[start]

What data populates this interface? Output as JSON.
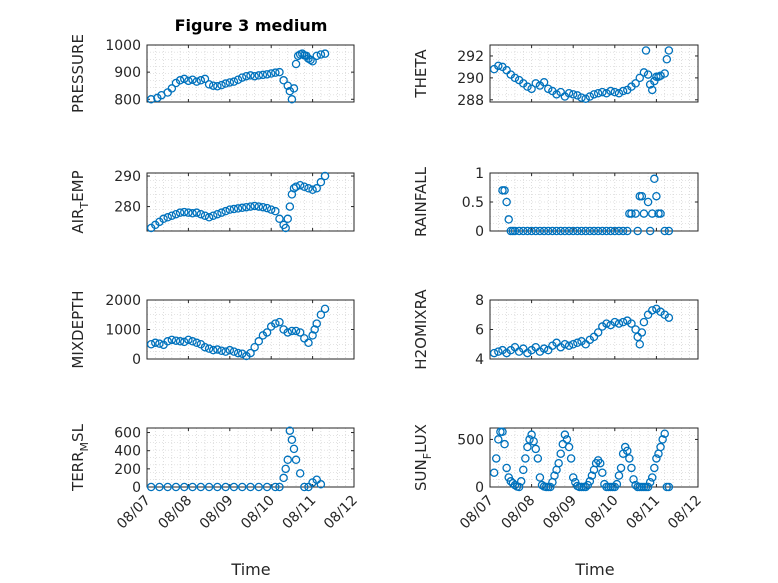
{
  "figure": {
    "title": "Figure 3 medium",
    "marker_color": "#0072BD",
    "xlabel": "Time",
    "x_ticks": [
      "08/07",
      "08/08",
      "08/09",
      "08/10",
      "08/11",
      "08/12"
    ],
    "x_range": [
      0,
      5
    ]
  },
  "chart_data": [
    {
      "id": "pressure",
      "type": "scatter",
      "ylabel": {
        "main": "PRESSURE",
        "sub": ""
      },
      "ylim": [
        790,
        1000
      ],
      "yticks": [
        800,
        900,
        1000
      ],
      "ytick_labels": [
        "800",
        "900",
        "1000"
      ],
      "series": [
        {
          "x": [
            0.1,
            0.25,
            0.35,
            0.5,
            0.6,
            0.7,
            0.8,
            0.9,
            1.0,
            1.1,
            1.2,
            1.3,
            1.4,
            1.5,
            1.6,
            1.7,
            1.8,
            1.9,
            2.0,
            2.1,
            2.2,
            2.3,
            2.4,
            2.5,
            2.6,
            2.7,
            2.8,
            2.9,
            3.0,
            3.1,
            3.2,
            3.3,
            3.4,
            3.45,
            3.5,
            3.55,
            3.6,
            3.65,
            3.7,
            3.75,
            3.8,
            3.85,
            3.9,
            3.95,
            4.0,
            4.1,
            4.2,
            4.3
          ],
          "y": [
            800,
            805,
            815,
            825,
            840,
            860,
            870,
            875,
            868,
            872,
            865,
            870,
            875,
            855,
            850,
            848,
            852,
            858,
            862,
            865,
            872,
            880,
            885,
            888,
            885,
            888,
            890,
            892,
            895,
            898,
            900,
            870,
            850,
            830,
            800,
            840,
            930,
            960,
            965,
            968,
            962,
            960,
            950,
            945,
            940,
            960,
            965,
            968
          ]
        }
      ]
    },
    {
      "id": "theta",
      "type": "scatter",
      "ylabel": {
        "main": "THETA",
        "sub": ""
      },
      "ylim": [
        287.8,
        293
      ],
      "yticks": [
        288,
        290,
        292
      ],
      "ytick_labels": [
        "288",
        "290",
        "292"
      ],
      "series": [
        {
          "x": [
            0.1,
            0.2,
            0.3,
            0.4,
            0.5,
            0.6,
            0.7,
            0.8,
            0.9,
            1.0,
            1.1,
            1.2,
            1.3,
            1.4,
            1.5,
            1.6,
            1.7,
            1.8,
            1.9,
            2.0,
            2.1,
            2.2,
            2.3,
            2.4,
            2.5,
            2.6,
            2.7,
            2.8,
            2.9,
            3.0,
            3.1,
            3.2,
            3.3,
            3.4,
            3.5,
            3.6,
            3.7,
            3.75,
            3.8,
            3.85,
            3.9,
            3.95,
            4.0,
            4.05,
            4.1,
            4.2,
            4.25,
            4.3
          ],
          "y": [
            290.8,
            291.1,
            291.0,
            290.7,
            290.3,
            290.0,
            289.8,
            289.5,
            289.2,
            289.0,
            289.5,
            289.3,
            289.6,
            289.0,
            288.8,
            288.5,
            288.7,
            288.3,
            288.6,
            288.5,
            288.4,
            288.2,
            288.1,
            288.3,
            288.5,
            288.6,
            288.7,
            288.6,
            288.8,
            288.7,
            288.6,
            288.8,
            288.9,
            289.2,
            289.5,
            290.0,
            290.5,
            292.5,
            290.3,
            289.4,
            288.9,
            289.7,
            290.1,
            290.1,
            290.2,
            290.4,
            291.7,
            292.5
          ]
        }
      ]
    },
    {
      "id": "air_temp",
      "type": "scatter",
      "ylabel": {
        "main": "AIR",
        "sub": "T",
        "tail": "EMP"
      },
      "ylim": [
        272,
        291
      ],
      "yticks": [
        280,
        290
      ],
      "ytick_labels": [
        "280",
        "290"
      ],
      "series": [
        {
          "x": [
            0.1,
            0.2,
            0.3,
            0.4,
            0.5,
            0.6,
            0.7,
            0.8,
            0.9,
            1.0,
            1.1,
            1.2,
            1.3,
            1.4,
            1.5,
            1.6,
            1.7,
            1.8,
            1.9,
            2.0,
            2.1,
            2.2,
            2.3,
            2.4,
            2.5,
            2.6,
            2.7,
            2.8,
            2.9,
            3.0,
            3.1,
            3.2,
            3.3,
            3.35,
            3.4,
            3.45,
            3.5,
            3.55,
            3.6,
            3.7,
            3.8,
            3.9,
            4.0,
            4.1,
            4.2,
            4.3
          ],
          "y": [
            273,
            274,
            275,
            276,
            276.5,
            277,
            277.5,
            278,
            278.2,
            278,
            277.8,
            278,
            277.5,
            277,
            276.5,
            277,
            277.5,
            278,
            278.5,
            279,
            279.2,
            279.4,
            279.6,
            279.8,
            280,
            280.2,
            280,
            279.8,
            279.5,
            279,
            278.5,
            276,
            274,
            273,
            276,
            280,
            284,
            286,
            286.5,
            287,
            286.5,
            286,
            285.5,
            286,
            288,
            290
          ]
        }
      ]
    },
    {
      "id": "rainfall",
      "type": "scatter",
      "ylabel": {
        "main": "RAINFALL",
        "sub": ""
      },
      "ylim": [
        0,
        1
      ],
      "yticks": [
        0,
        0.5,
        1
      ],
      "ytick_labels": [
        "0",
        "0.5",
        "1"
      ],
      "series": [
        {
          "x": [
            0.3,
            0.35,
            0.4,
            0.45,
            0.5,
            0.55,
            0.6,
            0.7,
            0.8,
            0.9,
            1.0,
            1.1,
            1.2,
            1.3,
            1.4,
            1.5,
            1.6,
            1.7,
            1.8,
            1.9,
            2.0,
            2.1,
            2.2,
            2.3,
            2.4,
            2.5,
            2.6,
            2.7,
            2.8,
            2.9,
            3.0,
            3.1,
            3.2,
            3.3,
            3.35,
            3.4,
            3.5,
            3.55,
            3.6,
            3.65,
            3.7,
            3.8,
            3.85,
            3.9,
            3.95,
            4.0,
            4.05,
            4.1,
            4.2,
            4.3
          ],
          "y": [
            0.7,
            0.7,
            0.5,
            0.2,
            0,
            0,
            0,
            0,
            0,
            0,
            0,
            0,
            0,
            0,
            0,
            0,
            0,
            0,
            0,
            0,
            0,
            0,
            0,
            0,
            0,
            0,
            0,
            0,
            0,
            0,
            0,
            0,
            0,
            0,
            0.3,
            0.3,
            0.3,
            0,
            0.6,
            0.6,
            0.3,
            0.5,
            0,
            0.3,
            0.9,
            0.6,
            0.3,
            0.3,
            0,
            0
          ]
        }
      ]
    },
    {
      "id": "mixdepth",
      "type": "scatter",
      "ylabel": {
        "main": "MIXDEPTH",
        "sub": ""
      },
      "ylim": [
        0,
        2000
      ],
      "yticks": [
        0,
        1000,
        2000
      ],
      "ytick_labels": [
        "0",
        "1000",
        "2000"
      ],
      "series": [
        {
          "x": [
            0.1,
            0.2,
            0.3,
            0.4,
            0.5,
            0.6,
            0.7,
            0.8,
            0.9,
            1.0,
            1.1,
            1.2,
            1.3,
            1.4,
            1.5,
            1.6,
            1.7,
            1.8,
            1.9,
            2.0,
            2.1,
            2.2,
            2.3,
            2.4,
            2.5,
            2.6,
            2.7,
            2.8,
            2.9,
            3.0,
            3.1,
            3.2,
            3.3,
            3.4,
            3.5,
            3.6,
            3.7,
            3.8,
            3.9,
            4.0,
            4.05,
            4.1,
            4.2,
            4.3
          ],
          "y": [
            500,
            550,
            520,
            480,
            600,
            650,
            620,
            600,
            580,
            650,
            600,
            550,
            500,
            400,
            350,
            300,
            320,
            280,
            250,
            300,
            250,
            200,
            180,
            100,
            200,
            400,
            600,
            800,
            900,
            1100,
            1200,
            1250,
            1000,
            900,
            950,
            950,
            900,
            700,
            550,
            800,
            1000,
            1200,
            1500,
            1700
          ]
        }
      ]
    },
    {
      "id": "h2omixra",
      "type": "scatter",
      "ylabel": {
        "main": "H2OMIXRA",
        "sub": ""
      },
      "ylim": [
        4,
        8
      ],
      "yticks": [
        4,
        6,
        8
      ],
      "ytick_labels": [
        "4",
        "6",
        "8"
      ],
      "series": [
        {
          "x": [
            0.1,
            0.2,
            0.3,
            0.4,
            0.5,
            0.6,
            0.7,
            0.8,
            0.9,
            1.0,
            1.1,
            1.2,
            1.3,
            1.4,
            1.5,
            1.6,
            1.7,
            1.8,
            1.9,
            2.0,
            2.1,
            2.2,
            2.3,
            2.4,
            2.5,
            2.6,
            2.7,
            2.8,
            2.9,
            3.0,
            3.1,
            3.2,
            3.3,
            3.4,
            3.5,
            3.55,
            3.6,
            3.65,
            3.7,
            3.8,
            3.9,
            4.0,
            4.1,
            4.2,
            4.3
          ],
          "y": [
            4.4,
            4.5,
            4.6,
            4.4,
            4.6,
            4.8,
            4.5,
            4.7,
            4.4,
            4.6,
            4.8,
            4.5,
            4.7,
            4.6,
            4.9,
            5.1,
            4.8,
            5.0,
            4.9,
            5.0,
            5.1,
            5.2,
            5.0,
            5.3,
            5.5,
            5.8,
            6.2,
            6.4,
            6.3,
            6.5,
            6.4,
            6.5,
            6.6,
            6.4,
            6.0,
            5.5,
            5.0,
            5.8,
            6.5,
            7.0,
            7.3,
            7.4,
            7.2,
            7.0,
            6.8
          ]
        }
      ]
    },
    {
      "id": "terr_msl",
      "type": "scatter",
      "ylabel": {
        "main": "TERR",
        "sub": "M",
        "tail": "SL"
      },
      "ylim": [
        0,
        650
      ],
      "yticks": [
        0,
        200,
        400,
        600
      ],
      "ytick_labels": [
        "0",
        "200",
        "400",
        "600"
      ],
      "series": [
        {
          "x": [
            0.1,
            0.3,
            0.5,
            0.7,
            0.9,
            1.1,
            1.3,
            1.5,
            1.7,
            1.9,
            2.1,
            2.3,
            2.5,
            2.7,
            2.9,
            3.1,
            3.2,
            3.3,
            3.35,
            3.4,
            3.45,
            3.5,
            3.55,
            3.6,
            3.7,
            3.8,
            3.9,
            4.0,
            4.1,
            4.2
          ],
          "y": [
            0,
            0,
            0,
            0,
            0,
            0,
            0,
            0,
            0,
            0,
            0,
            0,
            0,
            0,
            0,
            0,
            0,
            100,
            200,
            300,
            620,
            520,
            420,
            300,
            150,
            0,
            0,
            50,
            80,
            30
          ]
        }
      ]
    },
    {
      "id": "sun_flux",
      "type": "scatter",
      "ylabel": {
        "main": "SUN",
        "sub": "F",
        "tail": "LUX"
      },
      "ylim": [
        0,
        620
      ],
      "yticks": [
        0,
        500
      ],
      "ytick_labels": [
        "0",
        "500"
      ],
      "series": [
        {
          "x": [
            0.1,
            0.15,
            0.2,
            0.25,
            0.3,
            0.35,
            0.4,
            0.45,
            0.5,
            0.55,
            0.6,
            0.65,
            0.7,
            0.75,
            0.8,
            0.85,
            0.9,
            0.95,
            1.0,
            1.05,
            1.1,
            1.15,
            1.2,
            1.25,
            1.3,
            1.35,
            1.4,
            1.45,
            1.5,
            1.55,
            1.6,
            1.65,
            1.7,
            1.75,
            1.8,
            1.85,
            1.9,
            1.95,
            2.0,
            2.05,
            2.1,
            2.15,
            2.2,
            2.25,
            2.3,
            2.35,
            2.4,
            2.45,
            2.5,
            2.55,
            2.6,
            2.65,
            2.7,
            2.75,
            2.8,
            2.85,
            2.9,
            2.95,
            3.0,
            3.05,
            3.1,
            3.15,
            3.2,
            3.25,
            3.3,
            3.35,
            3.4,
            3.45,
            3.5,
            3.55,
            3.6,
            3.65,
            3.7,
            3.75,
            3.8,
            3.85,
            3.9,
            3.95,
            4.0,
            4.05,
            4.1,
            4.15,
            4.2,
            4.25,
            4.3
          ],
          "y": [
            150,
            300,
            500,
            580,
            580,
            450,
            200,
            100,
            60,
            40,
            20,
            5,
            0,
            60,
            180,
            300,
            420,
            500,
            550,
            480,
            400,
            300,
            100,
            20,
            5,
            0,
            0,
            0,
            50,
            120,
            180,
            250,
            350,
            450,
            550,
            500,
            420,
            300,
            100,
            50,
            10,
            0,
            0,
            0,
            0,
            20,
            60,
            120,
            180,
            250,
            280,
            250,
            150,
            30,
            0,
            0,
            0,
            0,
            0,
            30,
            120,
            200,
            350,
            420,
            380,
            300,
            200,
            80,
            20,
            0,
            0,
            0,
            0,
            0,
            0,
            50,
            100,
            200,
            300,
            350,
            420,
            500,
            560,
            0,
            0
          ]
        }
      ]
    }
  ]
}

[end]

# WRITTEN PROBLEM
Out of the material above, gather each line where "main" appears.

# THE RESULT
        "main": "PRESSURE",
        "main": "THETA",
        "main": "AIR",
        "main": "RAINFALL",
        "main": "MIXDEPTH",
        "main": "H2OMIXRA",
        "main": "TERR",
        "main": "SUN",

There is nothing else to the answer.